▶ [Text shown]
+ + + + +
Respondent, in this and other objections to the R R, protests the magistrate judge's weighing of testimony given at the hearing. The availability of a defense on this specific issue hinged in part on whether one or more police cars were behind, and therefore "pursuing," petitioner's vehicle. The prosecution's only evidence in support of this element consisted of the testimony of Adriene, the young girl at issue in the child endangerment charge, at the preliminary hearing. The R R painstakingly considered the available evidence on this issue and concluded that "there were no marked police cars pursuing [petitioner] until Sgt St Amour started giving chase." Doc # 55 at 10. Particularly persuasive on this point was the evidence at the hearing establishing that the prosecution had no other evidence of pursuing police cars at its disposal. The prosecutor admitted this under oath and the other police reports placed into evidence made no mention of other police cars giving chase. Id. Yet respondent's objection challenges as "clearly erroneous" the magistrate judge's decision to give this evidence greater weight than Adriene's preliminary hearing testimony, arguing that Adriene did not testify before the magistrate judge and that a jury might have believed her. Doc #56 at 9-12. But the R R systematically details the evidence from the record and the evidentiary hearing that establishes, at the very least, that the prosecution faced significant challenges in trying to establish "pursuit." See Doc #55 at 9-13. There is no basis for disturbing the magistrate judge's factual findings.
+ + + + +
▶ [Exercise instructions] In the court excerpt above, what was the prosecution's only evidence that police cars were pursuing petitioner's vehicle?

[Spatial annotation items]
+ + + + +
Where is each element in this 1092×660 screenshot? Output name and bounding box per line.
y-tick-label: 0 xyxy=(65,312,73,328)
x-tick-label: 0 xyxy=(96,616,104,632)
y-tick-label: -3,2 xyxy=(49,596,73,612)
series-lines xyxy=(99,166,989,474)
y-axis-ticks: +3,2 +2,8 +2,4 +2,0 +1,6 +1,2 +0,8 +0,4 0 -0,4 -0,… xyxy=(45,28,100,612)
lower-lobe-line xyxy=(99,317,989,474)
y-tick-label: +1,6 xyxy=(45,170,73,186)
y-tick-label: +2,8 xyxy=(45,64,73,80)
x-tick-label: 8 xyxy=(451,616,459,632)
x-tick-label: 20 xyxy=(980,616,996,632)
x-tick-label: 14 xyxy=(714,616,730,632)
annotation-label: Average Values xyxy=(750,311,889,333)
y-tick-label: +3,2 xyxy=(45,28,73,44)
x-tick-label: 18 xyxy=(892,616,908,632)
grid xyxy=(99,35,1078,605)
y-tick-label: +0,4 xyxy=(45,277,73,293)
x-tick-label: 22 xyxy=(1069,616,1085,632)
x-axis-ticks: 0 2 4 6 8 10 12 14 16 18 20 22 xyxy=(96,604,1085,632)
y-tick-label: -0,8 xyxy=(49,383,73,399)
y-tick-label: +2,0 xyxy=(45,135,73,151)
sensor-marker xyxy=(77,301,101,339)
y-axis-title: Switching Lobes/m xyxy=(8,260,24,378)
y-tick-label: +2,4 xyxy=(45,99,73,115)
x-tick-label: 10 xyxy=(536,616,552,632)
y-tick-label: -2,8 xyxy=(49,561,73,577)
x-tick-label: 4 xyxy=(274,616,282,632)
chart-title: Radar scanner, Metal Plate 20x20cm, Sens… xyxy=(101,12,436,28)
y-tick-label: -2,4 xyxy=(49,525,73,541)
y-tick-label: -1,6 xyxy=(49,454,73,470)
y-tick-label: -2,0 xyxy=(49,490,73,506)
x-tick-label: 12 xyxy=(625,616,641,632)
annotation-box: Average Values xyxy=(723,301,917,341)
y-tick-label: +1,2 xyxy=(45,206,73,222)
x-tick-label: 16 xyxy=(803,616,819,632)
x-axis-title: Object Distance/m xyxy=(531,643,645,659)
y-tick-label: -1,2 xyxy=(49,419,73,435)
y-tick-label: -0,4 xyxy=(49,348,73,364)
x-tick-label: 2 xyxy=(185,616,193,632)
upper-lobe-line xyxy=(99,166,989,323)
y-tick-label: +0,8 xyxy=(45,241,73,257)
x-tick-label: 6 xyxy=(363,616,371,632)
+ + + + +
▶ [Reply to the task] The testimony of Adriene, the young girl at issue in the child endangerment charge, at the preliminary hearing.